╭─ Provided records

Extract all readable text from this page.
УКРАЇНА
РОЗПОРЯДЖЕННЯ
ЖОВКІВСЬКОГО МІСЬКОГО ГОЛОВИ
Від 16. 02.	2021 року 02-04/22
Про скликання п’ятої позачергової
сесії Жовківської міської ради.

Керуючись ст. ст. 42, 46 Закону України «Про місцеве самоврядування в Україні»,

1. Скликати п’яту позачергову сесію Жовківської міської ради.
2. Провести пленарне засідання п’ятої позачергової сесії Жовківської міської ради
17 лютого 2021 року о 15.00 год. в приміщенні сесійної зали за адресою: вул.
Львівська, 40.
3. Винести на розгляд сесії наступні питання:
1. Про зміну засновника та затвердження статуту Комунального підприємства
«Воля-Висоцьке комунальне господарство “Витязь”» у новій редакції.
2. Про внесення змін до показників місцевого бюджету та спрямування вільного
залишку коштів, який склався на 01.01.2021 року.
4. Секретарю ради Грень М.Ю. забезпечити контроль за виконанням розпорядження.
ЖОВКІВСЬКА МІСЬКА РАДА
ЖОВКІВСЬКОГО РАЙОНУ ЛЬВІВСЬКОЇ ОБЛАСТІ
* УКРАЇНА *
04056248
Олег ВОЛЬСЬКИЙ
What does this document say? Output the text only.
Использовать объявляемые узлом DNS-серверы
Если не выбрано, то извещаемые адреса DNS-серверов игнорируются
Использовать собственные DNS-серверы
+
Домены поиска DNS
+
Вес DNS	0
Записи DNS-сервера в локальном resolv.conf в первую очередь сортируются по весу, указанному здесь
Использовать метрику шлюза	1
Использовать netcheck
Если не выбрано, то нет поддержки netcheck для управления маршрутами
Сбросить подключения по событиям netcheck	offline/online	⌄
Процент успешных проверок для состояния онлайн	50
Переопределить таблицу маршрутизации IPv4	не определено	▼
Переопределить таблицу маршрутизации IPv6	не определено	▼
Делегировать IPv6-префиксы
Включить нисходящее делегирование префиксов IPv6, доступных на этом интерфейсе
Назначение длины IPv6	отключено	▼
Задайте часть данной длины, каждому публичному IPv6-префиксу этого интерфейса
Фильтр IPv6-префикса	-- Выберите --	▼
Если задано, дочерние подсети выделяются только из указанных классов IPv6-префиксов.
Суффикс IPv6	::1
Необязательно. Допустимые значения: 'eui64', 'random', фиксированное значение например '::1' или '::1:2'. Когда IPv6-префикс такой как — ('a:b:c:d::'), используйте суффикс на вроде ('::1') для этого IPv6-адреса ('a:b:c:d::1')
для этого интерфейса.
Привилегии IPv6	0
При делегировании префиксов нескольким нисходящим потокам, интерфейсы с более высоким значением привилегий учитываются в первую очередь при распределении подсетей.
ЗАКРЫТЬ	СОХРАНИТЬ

╰─

Problem:
Write out all of the records above exactly as they appear.

Answer to the task:
Extract all readable text from this page.
УКРАЇНА
РОЗПОРЯДЖЕННЯ
ЖОВКІВСЬКОГО МІСЬКОГО ГОЛОВИ
Від 16. 02.	2021 року 02-04/22
Про скликання п’ятої позачергової
сесії Жовківської міської ради.

Керуючись ст. ст. 42, 46 Закону України «Про місцеве самоврядування в Україні»,

1. Скликати п’яту позачергову сесію Жовківської міської ради.
2. Провести пленарне засідання п’ятої позачергової сесії Жовківської міської ради
17 лютого 2021 року о 15.00 год. в приміщенні сесійної зали за адресою: вул.
Львівська, 40.
3. Винести на розгляд сесії наступні питання:
1. Про зміну засновника та затвердження статуту Комунального підприємства
«Воля-Висоцьке комунальне господарство “Витязь”» у новій редакції.
2. Про внесення змін до показників місцевого бюджету та спрямування вільного
залишку коштів, який склався на 01.01.2021 року.
4. Секретарю ради Грень М.Ю. забезпечити контроль за виконанням розпорядження.
ЖОВКІВСЬКА МІСЬКА РАДА
ЖОВКІВСЬКОГО РАЙОНУ ЛЬВІВСЬКОЇ ОБЛАСТІ
* УКРАЇНА *
04056248
Олег ВОЛЬСЬКИЙ
What does this document say? Output the text only.
Использовать объявляемые узлом DNS-серверы
Если не выбрано, то извещаемые адреса DNS-серверов игнорируются
Использовать собственные DNS-серверы
+
Домены поиска DNS
+
Вес DNS	0
Записи DNS-сервера в локальном resolv.conf в первую очередь сортируются по весу, указанному здесь
Использовать метрику шлюза	1
Использовать netcheck
Если не выбрано, то нет поддержки netcheck для управления маршрутами
Сбросить подключения по событиям netcheck	offline/online	⌄
Процент успешных проверок для состояния онлайн	50
Переопределить таблицу маршрутизации IPv4	не определено	▼
Переопределить таблицу маршрутизации IPv6	не определено	▼
Делегировать IPv6-префиксы
Включить нисходящее делегирование префиксов IPv6, доступных на этом интерфейсе
Назначение длины IPv6	отключено	▼
Задайте часть данной длины, каждому публичному IPv6-префиксу этого интерфейса
Фильтр IPv6-префикса	-- Выберите --	▼
Если задано, дочерние подсети выделяются только из указанных классов IPv6-префиксов.
Суффикс IPv6	::1
Необязательно. Допустимые значения: 'eui64', 'random', фиксированное значение например '::1' или '::1:2'. Когда IPv6-префикс такой как — ('a:b:c:d::'), используйте суффикс на вроде ('::1') для этого IPv6-адреса ('a:b:c:d::1')
для этого интерфейса.
Привилегии IPv6	0
При делегировании префиксов нескольким нисходящим потокам, интерфейсы с более высоким значением привилегий учитываются в первую очередь при распределении подсетей.
ЗАКРЫТЬ	СОХРАНИТЬ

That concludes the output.